_Exercise aim:_ Answer with one number: how many lines hold "STREET".

_Supplied data:_
——————

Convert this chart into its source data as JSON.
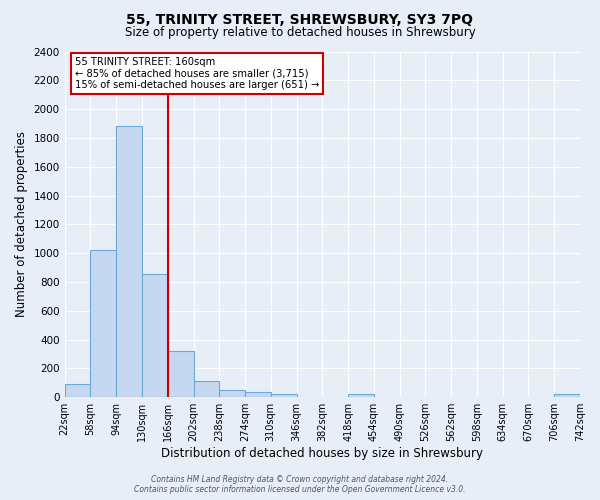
{
  "title": "55, TRINITY STREET, SHREWSBURY, SY3 7PQ",
  "subtitle": "Size of property relative to detached houses in Shrewsbury",
  "xlabel": "Distribution of detached houses by size in Shrewsbury",
  "ylabel": "Number of detached properties",
  "footer_line1": "Contains HM Land Registry data © Crown copyright and database right 2024.",
  "footer_line2": "Contains public sector information licensed under the Open Government Licence v3.0.",
  "bin_edges": [
    22,
    58,
    94,
    130,
    166,
    202,
    238,
    274,
    310,
    346,
    382,
    418,
    454,
    490,
    526,
    562,
    598,
    634,
    670,
    706,
    742
  ],
  "bin_labels": [
    "22sqm",
    "58sqm",
    "94sqm",
    "130sqm",
    "166sqm",
    "202sqm",
    "238sqm",
    "274sqm",
    "310sqm",
    "346sqm",
    "382sqm",
    "418sqm",
    "454sqm",
    "490sqm",
    "526sqm",
    "562sqm",
    "598sqm",
    "634sqm",
    "670sqm",
    "706sqm",
    "742sqm"
  ],
  "counts": [
    90,
    1020,
    1880,
    855,
    320,
    115,
    50,
    35,
    20,
    0,
    0,
    20,
    0,
    0,
    0,
    0,
    0,
    0,
    0,
    20
  ],
  "bar_color": "#c5d8ef",
  "bar_edge_color": "#6aaad4",
  "vline_x": 166,
  "vline_color": "#cc0000",
  "annotation_title": "55 TRINITY STREET: 160sqm",
  "annotation_line1": "← 85% of detached houses are smaller (3,715)",
  "annotation_line2": "15% of semi-detached houses are larger (651) →",
  "annotation_box_edge": "#cc0000",
  "ylim": [
    0,
    2400
  ],
  "yticks": [
    0,
    200,
    400,
    600,
    800,
    1000,
    1200,
    1400,
    1600,
    1800,
    2000,
    2200,
    2400
  ],
  "bg_color": "#e8eef8",
  "plot_bg_color": "#e8eef8",
  "grid_color": "#ffffff"
}
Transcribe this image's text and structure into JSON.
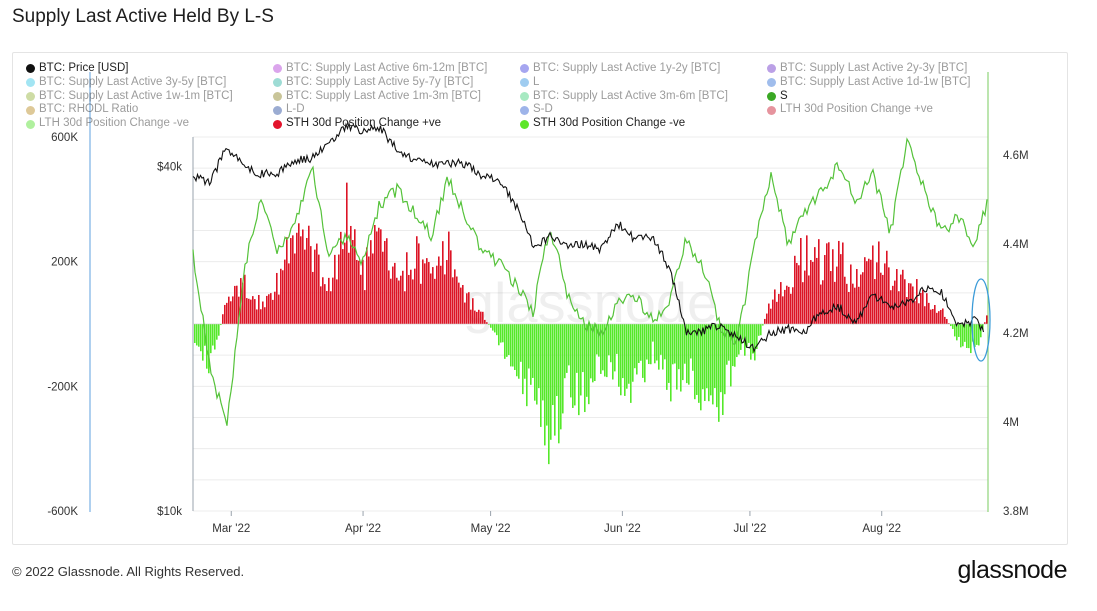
{
  "title": "Supply Last Active Held By L-S",
  "footer": {
    "copyright": "© 2022 Glassnode. All Rights Reserved.",
    "logo": "glassnode"
  },
  "watermark": "glassnode",
  "legend": [
    {
      "label": "BTC: Price [USD]",
      "color": "#111111",
      "active": true
    },
    {
      "label": "BTC: Supply Last Active 6m-12m [BTC]",
      "color": "#b03ad6",
      "active": false
    },
    {
      "label": "BTC: Supply Last Active 1y-2y [BTC]",
      "color": "#3b3bdf",
      "active": false
    },
    {
      "label": "BTC: Supply Last Active 2y-3y [BTC]",
      "color": "#6a2fc8",
      "active": false
    },
    {
      "label": "BTC: Supply Last Active 3y-5y [BTC]",
      "color": "#35c7e6",
      "active": false
    },
    {
      "label": "BTC: Supply Last Active 5y-7y [BTC]",
      "color": "#2bb3a3",
      "active": false
    },
    {
      "label": "L",
      "color": "#2c90e0",
      "active": false
    },
    {
      "label": "BTC: Supply Last Active 1d-1w [BTC]",
      "color": "#2f6fd6",
      "active": false
    },
    {
      "label": "BTC: Supply Last Active 1w-1m [BTC]",
      "color": "#93b23a",
      "active": false
    },
    {
      "label": "BTC: Supply Last Active 1m-3m [BTC]",
      "color": "#8a7f1e",
      "active": false
    },
    {
      "label": "BTC: Supply Last Active 3m-6m [BTC]",
      "color": "#3ecf7a",
      "active": false
    },
    {
      "label": "S",
      "color": "#3aa824",
      "active": true
    },
    {
      "label": "BTC: RHODL Ratio",
      "color": "#b8891c",
      "active": false
    },
    {
      "label": "L-D",
      "color": "#24489c",
      "active": false
    },
    {
      "label": "S-D",
      "color": "#2a5ad0",
      "active": false
    },
    {
      "label": "LTH 30d Position Change +ve",
      "color": "#c8142a",
      "active": false
    },
    {
      "label": "LTH 30d Position Change -ve",
      "color": "#52e02a",
      "active": false
    },
    {
      "label": "STH 30d Position Change +ve",
      "color": "#e3142c",
      "active": true
    },
    {
      "label": "STH 30d Position Change -ve",
      "color": "#5ee62a",
      "active": true
    }
  ],
  "chart_data": {
    "type": "bar",
    "x_tick_labels": [
      "Mar '22",
      "Apr '22",
      "May '22",
      "Jun '22",
      "Jul '22",
      "Aug '22"
    ],
    "x_range": [
      "2022-02-20",
      "2022-08-26"
    ],
    "left_axis": {
      "ticks": [
        "600K",
        "200K",
        "-200K",
        "-600K"
      ],
      "tick_values": [
        600000,
        200000,
        -200000,
        -600000
      ],
      "range": [
        -600000,
        600000
      ]
    },
    "price_axis": {
      "ticks": [
        "$40k",
        "$10k"
      ],
      "scale": "log",
      "range": [
        10000,
        45000
      ]
    },
    "right_axis": {
      "ticks": [
        "4.6M",
        "4.4M",
        "4.2M",
        "4M",
        "3.8M"
      ],
      "tick_values": [
        4600000,
        4400000,
        4200000,
        4000000,
        3800000
      ],
      "range": [
        3800000,
        4640000
      ]
    },
    "colors": {
      "price": "#111111",
      "s": "#55c23a",
      "pos": "#dc1426",
      "neg": "#55e82a",
      "grid": "#ececec",
      "axis_left": "#7ab0e4",
      "axis_right": "#8fd47a",
      "highlight": "#3b9bd8"
    },
    "series": [
      {
        "name": "STH 30d Position Change +ve / -ve",
        "axis": "left",
        "x": [
          "2022-02-20",
          "2022-02-24",
          "2022-02-28",
          "2022-03-04",
          "2022-03-08",
          "2022-03-12",
          "2022-03-16",
          "2022-03-20",
          "2022-03-24",
          "2022-03-28",
          "2022-04-01",
          "2022-04-05",
          "2022-04-09",
          "2022-04-13",
          "2022-04-17",
          "2022-04-21",
          "2022-04-25",
          "2022-04-29",
          "2022-05-03",
          "2022-05-07",
          "2022-05-11",
          "2022-05-15",
          "2022-05-19",
          "2022-05-23",
          "2022-05-27",
          "2022-05-31",
          "2022-06-04",
          "2022-06-08",
          "2022-06-12",
          "2022-06-16",
          "2022-06-20",
          "2022-06-24",
          "2022-06-28",
          "2022-07-02",
          "2022-07-06",
          "2022-07-10",
          "2022-07-14",
          "2022-07-18",
          "2022-07-22",
          "2022-07-26",
          "2022-07-30",
          "2022-08-03",
          "2022-08-07",
          "2022-08-11",
          "2022-08-15",
          "2022-08-19",
          "2022-08-23",
          "2022-08-26"
        ],
        "values": [
          -60000,
          -180000,
          120000,
          160000,
          80000,
          200000,
          400000,
          300000,
          160000,
          460000,
          220000,
          380000,
          160000,
          300000,
          200000,
          320000,
          120000,
          40000,
          -90000,
          -180000,
          -360000,
          -480000,
          -280000,
          -330000,
          -160000,
          -220000,
          -300000,
          -120000,
          -260000,
          -210000,
          -300000,
          -360000,
          -100000,
          -120000,
          120000,
          200000,
          320000,
          260000,
          280000,
          180000,
          300000,
          220000,
          180000,
          120000,
          60000,
          -80000,
          -110000,
          60000
        ]
      },
      {
        "name": "S",
        "axis": "right",
        "x": [
          "2022-02-20",
          "2022-02-24",
          "2022-02-28",
          "2022-03-04",
          "2022-03-08",
          "2022-03-12",
          "2022-03-16",
          "2022-03-20",
          "2022-03-24",
          "2022-03-28",
          "2022-04-01",
          "2022-04-05",
          "2022-04-09",
          "2022-04-13",
          "2022-04-17",
          "2022-04-21",
          "2022-04-25",
          "2022-04-29",
          "2022-05-03",
          "2022-05-07",
          "2022-05-11",
          "2022-05-15",
          "2022-05-19",
          "2022-05-23",
          "2022-05-27",
          "2022-05-31",
          "2022-06-04",
          "2022-06-08",
          "2022-06-12",
          "2022-06-16",
          "2022-06-20",
          "2022-06-24",
          "2022-06-28",
          "2022-07-02",
          "2022-07-06",
          "2022-07-10",
          "2022-07-14",
          "2022-07-18",
          "2022-07-22",
          "2022-07-26",
          "2022-07-30",
          "2022-08-03",
          "2022-08-07",
          "2022-08-11",
          "2022-08-15",
          "2022-08-19",
          "2022-08-23",
          "2022-08-26"
        ],
        "values": [
          4380000,
          4120000,
          3990000,
          4340000,
          4500000,
          4380000,
          4440000,
          4580000,
          4370000,
          4420000,
          4360000,
          4490000,
          4520000,
          4470000,
          4420000,
          4550000,
          4460000,
          4380000,
          4360000,
          4310000,
          4250000,
          4440000,
          4290000,
          4220000,
          4200000,
          4270000,
          4280000,
          4230000,
          4260000,
          4410000,
          4350000,
          4210000,
          4180000,
          4390000,
          4560000,
          4400000,
          4470000,
          4520000,
          4580000,
          4490000,
          4560000,
          4420000,
          4640000,
          4520000,
          4420000,
          4460000,
          4400000,
          4500000
        ]
      },
      {
        "name": "BTC: Price [USD]",
        "axis": "price",
        "x": [
          "2022-02-20",
          "2022-02-24",
          "2022-02-28",
          "2022-03-04",
          "2022-03-08",
          "2022-03-12",
          "2022-03-16",
          "2022-03-20",
          "2022-03-24",
          "2022-03-28",
          "2022-04-01",
          "2022-04-05",
          "2022-04-09",
          "2022-04-13",
          "2022-04-17",
          "2022-04-21",
          "2022-04-25",
          "2022-04-29",
          "2022-05-03",
          "2022-05-07",
          "2022-05-11",
          "2022-05-15",
          "2022-05-19",
          "2022-05-23",
          "2022-05-27",
          "2022-05-31",
          "2022-06-04",
          "2022-06-08",
          "2022-06-12",
          "2022-06-16",
          "2022-06-20",
          "2022-06-24",
          "2022-06-28",
          "2022-07-02",
          "2022-07-06",
          "2022-07-10",
          "2022-07-14",
          "2022-07-18",
          "2022-07-22",
          "2022-07-26",
          "2022-07-30",
          "2022-08-03",
          "2022-08-07",
          "2022-08-11",
          "2022-08-15",
          "2022-08-19",
          "2022-08-23",
          "2022-08-26"
        ],
        "values": [
          38500,
          37500,
          43200,
          40000,
          38800,
          38900,
          41000,
          41200,
          43900,
          47200,
          46200,
          46600,
          42700,
          41100,
          40400,
          40600,
          40400,
          38600,
          37700,
          34000,
          29000,
          30200,
          29200,
          29200,
          28700,
          31700,
          29800,
          30200,
          26500,
          20400,
          20600,
          21200,
          20100,
          19300,
          20500,
          20800,
          20600,
          22400,
          22700,
          21300,
          23800,
          22800,
          23100,
          24400,
          24100,
          21100,
          21500,
          20300
        ]
      }
    ]
  }
}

——————

_Correct output:_ 2